*What to produce:*
Below are some records. Say how many of their lines contain the string "שמות", and give nothing but the number.

:: Information shown

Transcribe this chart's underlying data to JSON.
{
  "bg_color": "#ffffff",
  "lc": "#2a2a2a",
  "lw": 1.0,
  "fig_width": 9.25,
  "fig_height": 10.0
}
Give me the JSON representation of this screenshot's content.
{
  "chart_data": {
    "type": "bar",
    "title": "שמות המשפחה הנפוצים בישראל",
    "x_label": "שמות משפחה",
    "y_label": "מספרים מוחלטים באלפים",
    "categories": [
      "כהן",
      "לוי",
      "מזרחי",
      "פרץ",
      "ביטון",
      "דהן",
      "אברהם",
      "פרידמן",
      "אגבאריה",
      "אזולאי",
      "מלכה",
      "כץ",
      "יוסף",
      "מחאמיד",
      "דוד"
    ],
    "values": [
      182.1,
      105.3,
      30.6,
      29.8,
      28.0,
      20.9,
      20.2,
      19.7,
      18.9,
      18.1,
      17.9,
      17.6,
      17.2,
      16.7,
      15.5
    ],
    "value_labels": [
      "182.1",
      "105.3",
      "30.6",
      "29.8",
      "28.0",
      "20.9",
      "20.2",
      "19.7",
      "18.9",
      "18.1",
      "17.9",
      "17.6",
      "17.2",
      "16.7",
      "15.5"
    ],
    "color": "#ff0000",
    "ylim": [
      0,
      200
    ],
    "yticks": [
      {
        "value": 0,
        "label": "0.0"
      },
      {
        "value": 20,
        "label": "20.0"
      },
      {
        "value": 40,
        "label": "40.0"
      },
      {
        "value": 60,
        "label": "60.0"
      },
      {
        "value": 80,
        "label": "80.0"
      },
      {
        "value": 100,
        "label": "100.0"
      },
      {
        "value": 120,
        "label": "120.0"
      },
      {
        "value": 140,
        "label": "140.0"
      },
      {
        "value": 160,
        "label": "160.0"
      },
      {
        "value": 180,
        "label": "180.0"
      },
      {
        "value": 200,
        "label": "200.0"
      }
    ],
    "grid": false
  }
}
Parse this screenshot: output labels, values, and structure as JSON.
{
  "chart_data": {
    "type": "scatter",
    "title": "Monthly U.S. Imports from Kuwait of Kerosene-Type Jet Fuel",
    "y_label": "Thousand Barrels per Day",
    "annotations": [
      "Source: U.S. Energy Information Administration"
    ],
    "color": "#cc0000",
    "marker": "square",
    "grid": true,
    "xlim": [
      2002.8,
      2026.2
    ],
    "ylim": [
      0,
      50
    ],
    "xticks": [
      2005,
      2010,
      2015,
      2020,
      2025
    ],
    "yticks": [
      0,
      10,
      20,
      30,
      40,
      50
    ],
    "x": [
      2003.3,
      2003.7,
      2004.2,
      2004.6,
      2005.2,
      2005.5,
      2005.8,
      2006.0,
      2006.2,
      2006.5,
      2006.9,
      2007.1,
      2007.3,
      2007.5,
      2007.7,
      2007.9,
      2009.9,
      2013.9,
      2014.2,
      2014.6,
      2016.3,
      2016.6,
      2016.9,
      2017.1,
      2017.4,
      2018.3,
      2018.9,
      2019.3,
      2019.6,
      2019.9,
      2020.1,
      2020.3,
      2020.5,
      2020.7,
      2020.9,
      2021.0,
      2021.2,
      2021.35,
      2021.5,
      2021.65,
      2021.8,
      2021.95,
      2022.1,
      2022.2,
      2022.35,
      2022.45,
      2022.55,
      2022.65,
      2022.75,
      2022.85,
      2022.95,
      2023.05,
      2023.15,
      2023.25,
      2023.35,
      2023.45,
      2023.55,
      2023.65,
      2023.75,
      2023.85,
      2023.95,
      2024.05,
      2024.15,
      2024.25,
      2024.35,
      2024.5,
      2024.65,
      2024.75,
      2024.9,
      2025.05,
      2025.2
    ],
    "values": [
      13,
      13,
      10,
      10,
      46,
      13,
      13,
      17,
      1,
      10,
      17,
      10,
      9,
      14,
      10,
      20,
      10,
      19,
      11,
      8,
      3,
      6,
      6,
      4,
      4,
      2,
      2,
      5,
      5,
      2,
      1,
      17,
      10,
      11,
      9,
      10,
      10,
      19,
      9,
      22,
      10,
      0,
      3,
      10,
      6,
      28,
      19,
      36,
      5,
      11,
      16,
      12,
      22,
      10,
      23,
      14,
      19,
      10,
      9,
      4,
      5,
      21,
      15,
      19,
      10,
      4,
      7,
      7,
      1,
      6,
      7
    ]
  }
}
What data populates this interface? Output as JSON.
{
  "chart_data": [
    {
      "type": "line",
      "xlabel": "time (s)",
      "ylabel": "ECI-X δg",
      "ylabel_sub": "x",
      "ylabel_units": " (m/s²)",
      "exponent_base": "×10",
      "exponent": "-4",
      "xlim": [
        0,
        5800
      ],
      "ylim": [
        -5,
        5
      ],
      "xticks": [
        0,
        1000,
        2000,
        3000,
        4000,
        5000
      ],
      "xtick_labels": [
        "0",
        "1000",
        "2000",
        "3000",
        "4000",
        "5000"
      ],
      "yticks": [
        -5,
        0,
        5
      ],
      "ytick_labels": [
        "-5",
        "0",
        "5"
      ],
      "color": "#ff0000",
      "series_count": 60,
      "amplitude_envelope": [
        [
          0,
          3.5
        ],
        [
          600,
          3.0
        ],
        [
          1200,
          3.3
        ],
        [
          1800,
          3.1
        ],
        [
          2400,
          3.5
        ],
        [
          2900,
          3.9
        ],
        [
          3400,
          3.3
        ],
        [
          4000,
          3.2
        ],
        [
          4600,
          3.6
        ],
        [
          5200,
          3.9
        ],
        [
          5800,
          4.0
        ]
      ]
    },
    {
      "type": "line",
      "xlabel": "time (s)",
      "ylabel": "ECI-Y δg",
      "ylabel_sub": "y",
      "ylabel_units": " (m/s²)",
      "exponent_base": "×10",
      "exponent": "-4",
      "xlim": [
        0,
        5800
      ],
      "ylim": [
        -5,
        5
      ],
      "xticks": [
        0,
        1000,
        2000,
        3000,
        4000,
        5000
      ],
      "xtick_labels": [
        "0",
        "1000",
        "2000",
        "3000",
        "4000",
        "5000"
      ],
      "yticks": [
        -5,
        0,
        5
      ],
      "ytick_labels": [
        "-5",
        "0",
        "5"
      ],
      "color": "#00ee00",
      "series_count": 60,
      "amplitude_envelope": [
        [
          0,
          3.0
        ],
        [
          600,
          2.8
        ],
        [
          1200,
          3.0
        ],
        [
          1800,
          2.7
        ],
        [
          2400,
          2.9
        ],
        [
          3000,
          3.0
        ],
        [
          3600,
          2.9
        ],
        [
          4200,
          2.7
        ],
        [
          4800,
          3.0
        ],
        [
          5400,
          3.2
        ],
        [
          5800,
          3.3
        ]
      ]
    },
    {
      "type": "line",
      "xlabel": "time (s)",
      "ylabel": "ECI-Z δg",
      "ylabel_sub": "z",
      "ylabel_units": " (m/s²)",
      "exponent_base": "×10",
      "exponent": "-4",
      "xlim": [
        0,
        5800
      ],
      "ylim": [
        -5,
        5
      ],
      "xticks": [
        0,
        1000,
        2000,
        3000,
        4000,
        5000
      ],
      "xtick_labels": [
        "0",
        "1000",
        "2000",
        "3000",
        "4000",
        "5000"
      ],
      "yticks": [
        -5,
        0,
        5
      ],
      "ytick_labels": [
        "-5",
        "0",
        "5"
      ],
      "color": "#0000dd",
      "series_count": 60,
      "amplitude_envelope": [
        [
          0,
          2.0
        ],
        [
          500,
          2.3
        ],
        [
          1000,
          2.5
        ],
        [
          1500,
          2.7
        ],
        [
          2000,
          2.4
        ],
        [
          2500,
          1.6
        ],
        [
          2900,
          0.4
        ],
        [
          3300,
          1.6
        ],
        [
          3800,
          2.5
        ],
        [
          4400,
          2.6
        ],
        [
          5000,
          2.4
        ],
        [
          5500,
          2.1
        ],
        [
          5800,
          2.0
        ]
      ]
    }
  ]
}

::::

*Solution:*
2